REQUIRED TASK - Below are entries; tally how many lines hold the string "THEMIS" and answer with only that figure.

TASK INPUTS -
--- BEGIN ---

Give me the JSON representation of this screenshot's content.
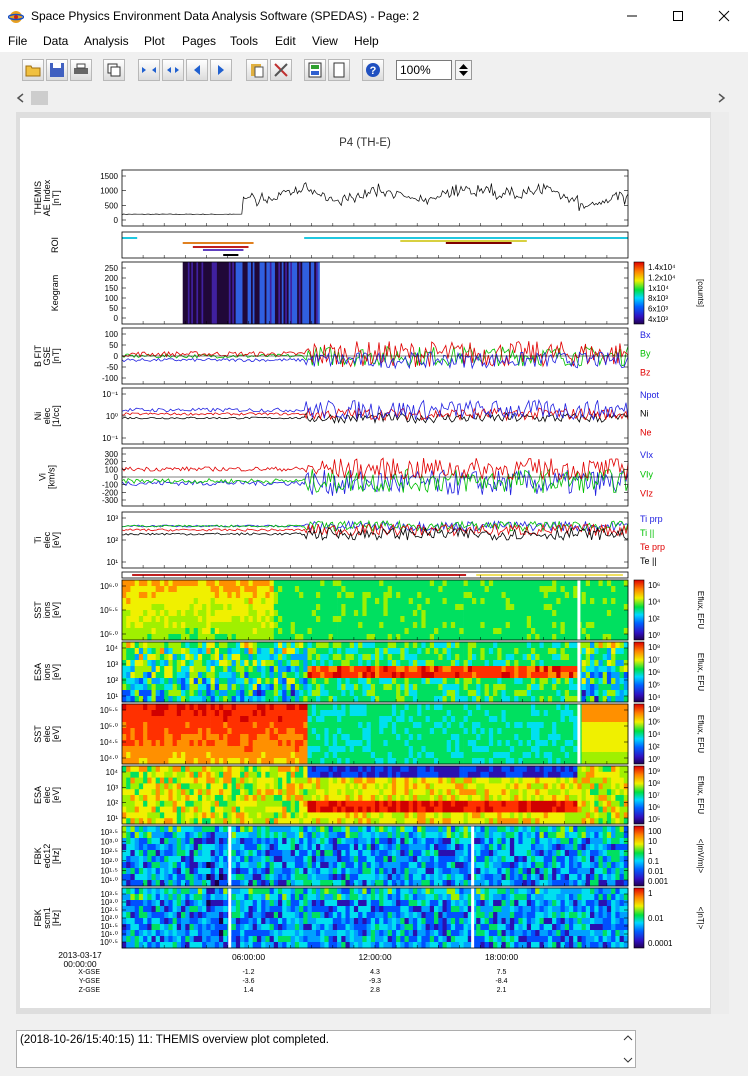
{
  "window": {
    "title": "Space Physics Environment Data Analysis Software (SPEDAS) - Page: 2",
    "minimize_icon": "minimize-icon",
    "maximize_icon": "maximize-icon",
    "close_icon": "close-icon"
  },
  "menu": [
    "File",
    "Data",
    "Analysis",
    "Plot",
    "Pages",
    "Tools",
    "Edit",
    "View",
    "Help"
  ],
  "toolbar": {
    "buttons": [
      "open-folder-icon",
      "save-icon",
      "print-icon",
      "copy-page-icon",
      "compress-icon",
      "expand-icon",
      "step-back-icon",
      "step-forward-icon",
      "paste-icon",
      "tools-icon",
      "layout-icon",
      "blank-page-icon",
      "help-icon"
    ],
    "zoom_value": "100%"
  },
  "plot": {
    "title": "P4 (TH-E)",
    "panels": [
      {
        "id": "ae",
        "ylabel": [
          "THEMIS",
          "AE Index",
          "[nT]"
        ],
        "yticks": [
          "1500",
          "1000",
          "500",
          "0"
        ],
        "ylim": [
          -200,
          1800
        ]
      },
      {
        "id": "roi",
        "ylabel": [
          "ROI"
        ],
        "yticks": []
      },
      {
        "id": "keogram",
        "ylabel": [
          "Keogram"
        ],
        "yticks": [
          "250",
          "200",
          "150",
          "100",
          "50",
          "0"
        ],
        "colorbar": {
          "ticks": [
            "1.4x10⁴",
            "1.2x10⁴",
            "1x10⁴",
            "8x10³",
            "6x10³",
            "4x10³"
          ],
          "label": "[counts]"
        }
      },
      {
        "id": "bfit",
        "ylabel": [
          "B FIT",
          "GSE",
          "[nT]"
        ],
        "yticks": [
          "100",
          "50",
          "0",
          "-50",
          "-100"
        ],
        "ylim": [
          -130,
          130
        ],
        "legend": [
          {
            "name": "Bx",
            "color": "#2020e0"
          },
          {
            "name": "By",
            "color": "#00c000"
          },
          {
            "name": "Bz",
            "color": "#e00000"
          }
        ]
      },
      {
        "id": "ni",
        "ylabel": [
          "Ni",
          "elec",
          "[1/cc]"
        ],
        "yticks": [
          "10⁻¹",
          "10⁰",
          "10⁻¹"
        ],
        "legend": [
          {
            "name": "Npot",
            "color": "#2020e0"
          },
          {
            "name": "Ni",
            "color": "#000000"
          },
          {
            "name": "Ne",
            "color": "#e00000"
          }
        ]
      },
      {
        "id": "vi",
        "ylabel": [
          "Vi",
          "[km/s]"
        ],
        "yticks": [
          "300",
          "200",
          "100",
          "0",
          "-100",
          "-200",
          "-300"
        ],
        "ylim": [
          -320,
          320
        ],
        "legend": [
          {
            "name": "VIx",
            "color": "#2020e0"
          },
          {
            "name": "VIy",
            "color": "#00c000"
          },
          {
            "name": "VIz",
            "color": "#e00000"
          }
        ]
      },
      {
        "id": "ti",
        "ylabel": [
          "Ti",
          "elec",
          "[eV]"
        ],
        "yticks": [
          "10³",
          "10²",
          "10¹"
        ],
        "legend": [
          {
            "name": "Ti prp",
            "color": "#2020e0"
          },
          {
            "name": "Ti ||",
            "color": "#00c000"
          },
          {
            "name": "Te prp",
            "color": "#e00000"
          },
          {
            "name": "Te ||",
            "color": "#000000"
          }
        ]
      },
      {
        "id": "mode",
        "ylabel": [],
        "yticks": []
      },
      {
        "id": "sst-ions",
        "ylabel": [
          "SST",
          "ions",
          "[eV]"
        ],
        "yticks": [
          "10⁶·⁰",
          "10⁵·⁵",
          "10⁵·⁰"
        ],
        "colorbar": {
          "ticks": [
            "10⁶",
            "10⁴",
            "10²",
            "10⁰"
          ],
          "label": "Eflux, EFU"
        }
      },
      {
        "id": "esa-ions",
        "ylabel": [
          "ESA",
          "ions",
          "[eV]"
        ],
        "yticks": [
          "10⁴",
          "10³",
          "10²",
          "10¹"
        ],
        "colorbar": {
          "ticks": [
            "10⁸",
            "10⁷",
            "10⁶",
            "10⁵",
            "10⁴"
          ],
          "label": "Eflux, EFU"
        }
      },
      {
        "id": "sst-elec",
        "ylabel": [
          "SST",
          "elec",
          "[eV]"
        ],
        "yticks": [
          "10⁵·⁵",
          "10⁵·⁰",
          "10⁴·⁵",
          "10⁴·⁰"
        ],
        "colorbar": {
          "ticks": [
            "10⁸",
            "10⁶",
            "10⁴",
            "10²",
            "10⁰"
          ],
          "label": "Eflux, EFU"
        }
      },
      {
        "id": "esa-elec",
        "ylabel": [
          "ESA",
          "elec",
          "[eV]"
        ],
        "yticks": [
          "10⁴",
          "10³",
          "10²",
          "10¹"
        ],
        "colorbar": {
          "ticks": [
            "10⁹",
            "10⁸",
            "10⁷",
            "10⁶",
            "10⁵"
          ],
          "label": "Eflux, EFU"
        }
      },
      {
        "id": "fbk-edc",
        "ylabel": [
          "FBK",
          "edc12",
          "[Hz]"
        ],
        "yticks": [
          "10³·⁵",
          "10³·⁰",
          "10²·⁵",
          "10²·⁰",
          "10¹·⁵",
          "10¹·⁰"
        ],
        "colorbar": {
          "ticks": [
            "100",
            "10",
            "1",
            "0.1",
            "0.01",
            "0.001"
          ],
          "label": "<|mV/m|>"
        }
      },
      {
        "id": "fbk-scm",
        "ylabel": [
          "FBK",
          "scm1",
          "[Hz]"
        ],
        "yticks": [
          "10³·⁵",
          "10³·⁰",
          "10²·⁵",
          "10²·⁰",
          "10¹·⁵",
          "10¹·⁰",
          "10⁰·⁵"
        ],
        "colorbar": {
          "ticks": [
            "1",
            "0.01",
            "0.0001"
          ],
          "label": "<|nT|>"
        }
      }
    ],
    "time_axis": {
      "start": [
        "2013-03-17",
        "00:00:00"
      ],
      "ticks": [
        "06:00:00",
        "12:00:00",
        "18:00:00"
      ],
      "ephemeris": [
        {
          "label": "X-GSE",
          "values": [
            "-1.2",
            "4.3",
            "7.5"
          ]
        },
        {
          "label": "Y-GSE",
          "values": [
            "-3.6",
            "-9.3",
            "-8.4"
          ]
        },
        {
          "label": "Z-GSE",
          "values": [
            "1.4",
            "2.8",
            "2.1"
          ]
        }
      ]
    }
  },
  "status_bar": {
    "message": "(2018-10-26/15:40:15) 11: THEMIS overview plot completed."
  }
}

--- END ---

ANSWER TO THIS EXERCISE - 2